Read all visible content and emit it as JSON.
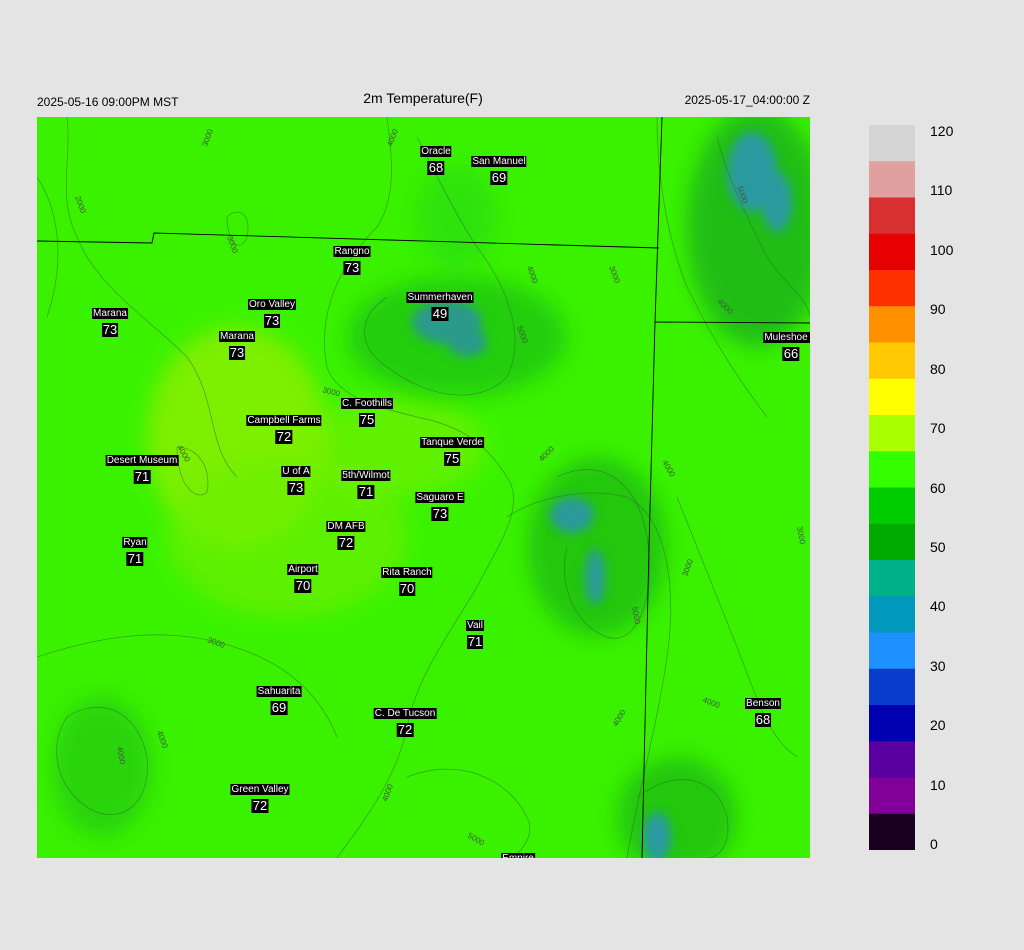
{
  "header": {
    "local_time": "2025-05-16 09:00PM MST",
    "title": "2m Temperature(F)",
    "valid_time": "2025-05-17_04:00:00 Z"
  },
  "stations": [
    {
      "name": "Oracle",
      "value": "68"
    },
    {
      "name": "San Manuel",
      "value": "69"
    },
    {
      "name": "Rangno",
      "value": "73"
    },
    {
      "name": "Summerhaven",
      "value": "49"
    },
    {
      "name": "Marana",
      "value": "73"
    },
    {
      "name": "Oro Valley",
      "value": "73"
    },
    {
      "name": "Marana",
      "value": "73"
    },
    {
      "name": "Muleshoe R",
      "value": "66"
    },
    {
      "name": "C. Foothills",
      "value": "75"
    },
    {
      "name": "Campbell Farms",
      "value": "72"
    },
    {
      "name": "Tanque Verde",
      "value": "75"
    },
    {
      "name": "Desert Museum",
      "value": "71"
    },
    {
      "name": "U of A",
      "value": "73"
    },
    {
      "name": "5th/Wilmot",
      "value": "71"
    },
    {
      "name": "Saguaro E",
      "value": "73"
    },
    {
      "name": "DM AFB",
      "value": "72"
    },
    {
      "name": "Ryan",
      "value": "71"
    },
    {
      "name": "Airport",
      "value": "70"
    },
    {
      "name": "Rita Ranch",
      "value": "70"
    },
    {
      "name": "Vail",
      "value": "71"
    },
    {
      "name": "Sahuarita",
      "value": "69"
    },
    {
      "name": "C. De Tucson",
      "value": "72"
    },
    {
      "name": "Benson",
      "value": "68"
    },
    {
      "name": "Green Valley",
      "value": "72"
    },
    {
      "name": "Empire",
      "value": ""
    }
  ],
  "contour_labels": [
    "3000",
    "2000",
    "3000",
    "4000",
    "4000",
    "5000",
    "3000",
    "4000",
    "3000",
    "4000",
    "5000",
    "4000",
    "5000",
    "4000",
    "3000",
    "3000",
    "4000",
    "3000",
    "4000",
    "4000",
    "4000",
    "5000",
    "4000"
  ],
  "colorbar": {
    "ticks": [
      "120",
      "110",
      "100",
      "90",
      "80",
      "70",
      "60",
      "50",
      "40",
      "30",
      "20",
      "10",
      "0"
    ],
    "colors": [
      "#d4d4d4",
      "#e0a0a0",
      "#d83030",
      "#e60000",
      "#ff3000",
      "#ff9000",
      "#ffc800",
      "#ffff00",
      "#aaff00",
      "#33ff00",
      "#00cc00",
      "#00aa00",
      "#00b088",
      "#0099bb",
      "#1e90ff",
      "#0a3ccc",
      "#0000b0",
      "#5a00a0",
      "#800099",
      "#1a0020"
    ]
  }
}
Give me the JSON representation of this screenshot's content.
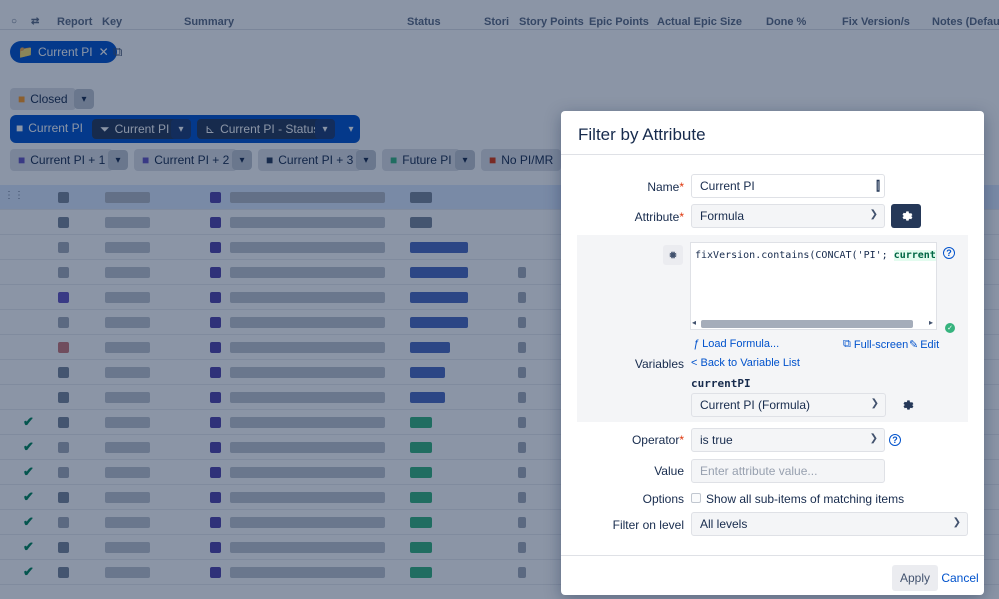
{
  "columns": [
    "Report",
    "Key",
    "Summary",
    "Status",
    "Stori",
    "Story Points",
    "Epic Points",
    "Actual Epic Size",
    "Done %",
    "Fix Version/s",
    "Notes (Default)"
  ],
  "filter_pills": {
    "current_pi": "Current PI",
    "closed": "Closed",
    "group_label": "Current PI",
    "sub_filter": "Current PI",
    "sub_status": "Current PI - Status",
    "pi_plus_1": "Current PI + 1",
    "pi_plus_2": "Current PI + 2",
    "pi_plus_3": "Current PI + 3",
    "future_pi": "Future PI",
    "no_pi": "No PI/MR"
  },
  "dialog": {
    "title": "Filter by Attribute",
    "name_label": "Name",
    "name_value": "Current PI",
    "attribute_label": "Attribute",
    "attribute_value": "Formula",
    "formula_prefix": "fixVersion.contains(CONCAT('PI'; ",
    "formula_var": "currentPI",
    "formula_suffix": ")",
    "load_formula": "Load Formula...",
    "full_screen": "Full-screen",
    "edit": "Edit",
    "variables_label": "Variables",
    "back_to_list": "< Back to Variable List",
    "variable_name": "currentPI",
    "variable_value": "Current PI (Formula)",
    "operator_label": "Operator",
    "operator_value": "is true",
    "value_label": "Value",
    "value_placeholder": "Enter attribute value...",
    "options_label": "Options",
    "options_checkbox": "Show all sub-items of matching items",
    "filter_level_label": "Filter on level",
    "filter_level_value": "All levels",
    "apply": "Apply",
    "cancel": "Cancel"
  }
}
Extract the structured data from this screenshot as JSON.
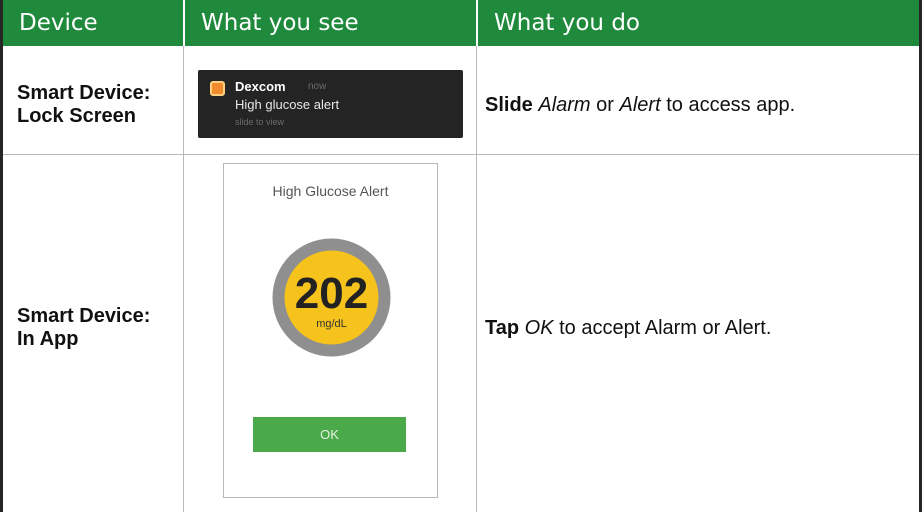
{
  "headers": {
    "device": "Device",
    "what_you_see": "What you see",
    "what_you_do": "What you do"
  },
  "rows": [
    {
      "device_line1": "Smart Device:",
      "device_line2": "Lock Screen",
      "notification": {
        "app_name": "Dexcom",
        "time": "now",
        "message": "High glucose alert",
        "slide_hint": "slide to view",
        "icon": "dexcom-app-icon"
      },
      "action": {
        "verb": "Slide",
        "obj1": "Alarm",
        "connector": "or",
        "obj2": "Alert",
        "rest": "to access app."
      }
    },
    {
      "device_line1": "Smart Device:",
      "device_line2": "In App",
      "screen": {
        "title": "High Glucose Alert",
        "glucose_value": "202",
        "glucose_unit": "mg/dL",
        "ok_label": "OK"
      },
      "action": {
        "verb": "Tap",
        "obj": "OK",
        "rest": "to accept Alarm or Alert."
      }
    }
  ],
  "colors": {
    "header_green": "#1f8a3c",
    "ok_green": "#4aa948",
    "gauge_yellow": "#f5c31b",
    "gauge_ring": "#8f8f8f",
    "lock_bg": "#242424"
  }
}
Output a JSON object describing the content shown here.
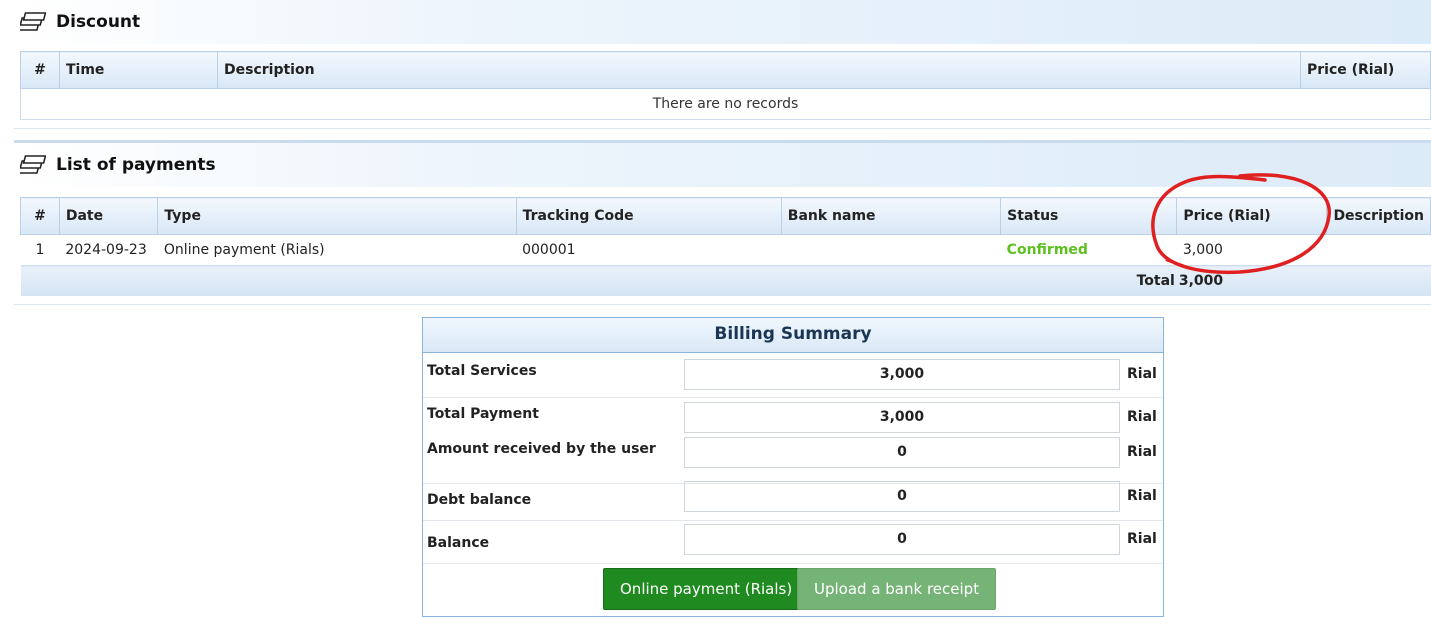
{
  "discount": {
    "title": "Discount",
    "columns": [
      "#",
      "Time",
      "Description",
      "Price (Rial)"
    ],
    "empty_message": "There are no records"
  },
  "payments": {
    "title": "List of payments",
    "columns": [
      "#",
      "Date",
      "Type",
      "Tracking Code",
      "Bank name",
      "Status",
      "Price (Rial)",
      "Description"
    ],
    "rows": [
      {
        "num": "1",
        "date": "2024-09-23",
        "type": "Online payment (Rials)",
        "tracking": "000001",
        "bank": "",
        "status": "Confirmed",
        "price": "3,000",
        "description": ""
      }
    ],
    "total_label": "Total",
    "total_value": "3,000"
  },
  "billing": {
    "title": "Billing Summary",
    "unit": "Rial",
    "rows": [
      {
        "label": "Total Services",
        "value": "3,000"
      },
      {
        "label": "Total Payment",
        "value": "3,000"
      },
      {
        "label": "Amount received by the user",
        "value": "0"
      },
      {
        "label": "Debt balance",
        "value": "0"
      },
      {
        "label": "Balance",
        "value": "0"
      }
    ],
    "online_button": "Online payment (Rials)",
    "upload_button": "Upload a bank receipt"
  },
  "colors": {
    "status_confirmed": "#5cc020",
    "primary_button": "#1f8a1f",
    "secondary_button": "#76b376",
    "annotation": "#e02020"
  }
}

------------------------

→ **What you will do**
Pictures are excluded; copy all other data exactly as shown.

→ **Output of the exercise**
Read all visible content and emit it as JSON.
{
  "header": {
    "local_time": "2025-05-16 09:00PM MST",
    "title": "2m Temperature(F)",
    "valid_time": "2025-05-17_04:00:00 Z"
  },
  "stations": [
    {
      "name": "Oracle",
      "value": "68"
    },
    {
      "name": "San Manuel",
      "value": "69"
    },
    {
      "name": "Rangno",
      "value": "73"
    },
    {
      "name": "Summerhaven",
      "value": "49"
    },
    {
      "name": "Marana",
      "value": "73"
    },
    {
      "name": "Oro Valley",
      "value": "73"
    },
    {
      "name": "Marana",
      "value": "73"
    },
    {
      "name": "Muleshoe R",
      "value": "66"
    },
    {
      "name": "C. Foothills",
      "value": "75"
    },
    {
      "name": "Campbell Farms",
      "value": "72"
    },
    {
      "name": "Tanque Verde",
      "value": "75"
    },
    {
      "name": "Desert Museum",
      "value": "71"
    },
    {
      "name": "U of A",
      "value": "73"
    },
    {
      "name": "5th/Wilmot",
      "value": "71"
    },
    {
      "name": "Saguaro E",
      "value": "73"
    },
    {
      "name": "DM AFB",
      "value": "72"
    },
    {
      "name": "Ryan",
      "value": "71"
    },
    {
      "name": "Airport",
      "value": "70"
    },
    {
      "name": "Rita Ranch",
      "value": "70"
    },
    {
      "name": "Vail",
      "value": "71"
    },
    {
      "name": "Sahuarita",
      "value": "69"
    },
    {
      "name": "C. De Tucson",
      "value": "72"
    },
    {
      "name": "Benson",
      "value": "68"
    },
    {
      "name": "Green Valley",
      "value": "72"
    },
    {
      "name": "Empire",
      "value": ""
    }
  ],
  "contour_labels": [
    "3000",
    "2000",
    "3000",
    "4000",
    "4000",
    "5000",
    "3000",
    "4000",
    "3000",
    "4000",
    "5000",
    "4000",
    "5000",
    "4000",
    "3000",
    "3000",
    "4000",
    "3000",
    "4000",
    "4000",
    "4000",
    "5000",
    "4000"
  ],
  "colorbar": {
    "ticks": [
      "120",
      "110",
      "100",
      "90",
      "80",
      "70",
      "60",
      "50",
      "40",
      "30",
      "20",
      "10",
      "0"
    ],
    "colors": [
      "#d4d4d4",
      "#e0a0a0",
      "#d83030",
      "#e60000",
      "#ff3000",
      "#ff9000",
      "#ffc800",
      "#ffff00",
      "#aaff00",
      "#33ff00",
      "#00cc00",
      "#00aa00",
      "#00b088",
      "#0099bb",
      "#1e90ff",
      "#0a3ccc",
      "#0000b0",
      "#5a00a0",
      "#800099",
      "#1a0020"
    ]
  }
}
Give me the JSON representation of this screenshot's content.
{
  "columns": [
    "Report",
    "Key",
    "Summary",
    "Status",
    "Stori",
    "Story Points",
    "Epic Points",
    "Actual Epic Size",
    "Done %",
    "Fix Version/s",
    "Notes (Default)"
  ],
  "filter_pills": {
    "current_pi": "Current PI",
    "closed": "Closed",
    "group_label": "Current PI",
    "sub_filter": "Current PI",
    "sub_status": "Current PI - Status",
    "pi_plus_1": "Current PI + 1",
    "pi_plus_2": "Current PI + 2",
    "pi_plus_3": "Current PI + 3",
    "future_pi": "Future PI",
    "no_pi": "No PI/MR"
  },
  "dialog": {
    "title": "Filter by Attribute",
    "name_label": "Name",
    "name_value": "Current PI",
    "attribute_label": "Attribute",
    "attribute_value": "Formula",
    "formula_prefix": "fixVersion.contains(CONCAT('PI'; ",
    "formula_var": "currentPI",
    "formula_suffix": ")",
    "load_formula": "Load Formula...",
    "full_screen": "Full-screen",
    "edit": "Edit",
    "variables_label": "Variables",
    "back_to_list": "< Back to Variable List",
    "variable_name": "currentPI",
    "variable_value": "Current PI (Formula)",
    "operator_label": "Operator",
    "operator_value": "is true",
    "value_label": "Value",
    "value_placeholder": "Enter attribute value...",
    "options_label": "Options",
    "options_checkbox": "Show all sub-items of matching items",
    "filter_level_label": "Filter on level",
    "filter_level_value": "All levels",
    "apply": "Apply",
    "cancel": "Cancel"
  }
}
Extract the structured data from this screenshot as JSON.
{
  "headers": {
    "device": "Device",
    "what_you_see": "What you see",
    "what_you_do": "What you do"
  },
  "rows": [
    {
      "device_line1": "Smart Device:",
      "device_line2": "Lock Screen",
      "notification": {
        "app_name": "Dexcom",
        "time": "now",
        "message": "High glucose alert",
        "slide_hint": "slide to view",
        "icon": "dexcom-app-icon"
      },
      "action": {
        "verb": "Slide",
        "obj1": "Alarm",
        "connector": "or",
        "obj2": "Alert",
        "rest": "to access app."
      }
    },
    {
      "device_line1": "Smart Device:",
      "device_line2": "In App",
      "screen": {
        "title": "High Glucose Alert",
        "glucose_value": "202",
        "glucose_unit": "mg/dL",
        "ok_label": "OK"
      },
      "action": {
        "verb": "Tap",
        "obj": "OK",
        "rest": "to accept Alarm or Alert."
      }
    }
  ],
  "colors": {
    "header_green": "#1f8a3c",
    "ok_green": "#4aa948",
    "gauge_yellow": "#f5c31b",
    "gauge_ring": "#8f8f8f",
    "lock_bg": "#242424"
  }
}
Output a JSON object describing the content shown here.
{
  "discount": {
    "title": "Discount",
    "columns": [
      "#",
      "Time",
      "Description",
      "Price (Rial)"
    ],
    "empty_message": "There are no records"
  },
  "payments": {
    "title": "List of payments",
    "columns": [
      "#",
      "Date",
      "Type",
      "Tracking Code",
      "Bank name",
      "Status",
      "Price (Rial)",
      "Description"
    ],
    "rows": [
      {
        "num": "1",
        "date": "2024-09-23",
        "type": "Online payment (Rials)",
        "tracking": "000001",
        "bank": "",
        "status": "Confirmed",
        "price": "3,000",
        "description": ""
      }
    ],
    "total_label": "Total",
    "total_value": "3,000"
  },
  "billing": {
    "title": "Billing Summary",
    "unit": "Rial",
    "rows": [
      {
        "label": "Total Services",
        "value": "3,000"
      },
      {
        "label": "Total Payment",
        "value": "3,000"
      },
      {
        "label": "Amount received by the user",
        "value": "0"
      },
      {
        "label": "Debt balance",
        "value": "0"
      },
      {
        "label": "Balance",
        "value": "0"
      }
    ],
    "online_button": "Online payment (Rials)",
    "upload_button": "Upload a bank receipt"
  },
  "colors": {
    "status_confirmed": "#5cc020",
    "primary_button": "#1f8a1f",
    "secondary_button": "#76b376",
    "annotation": "#e02020"
  }
}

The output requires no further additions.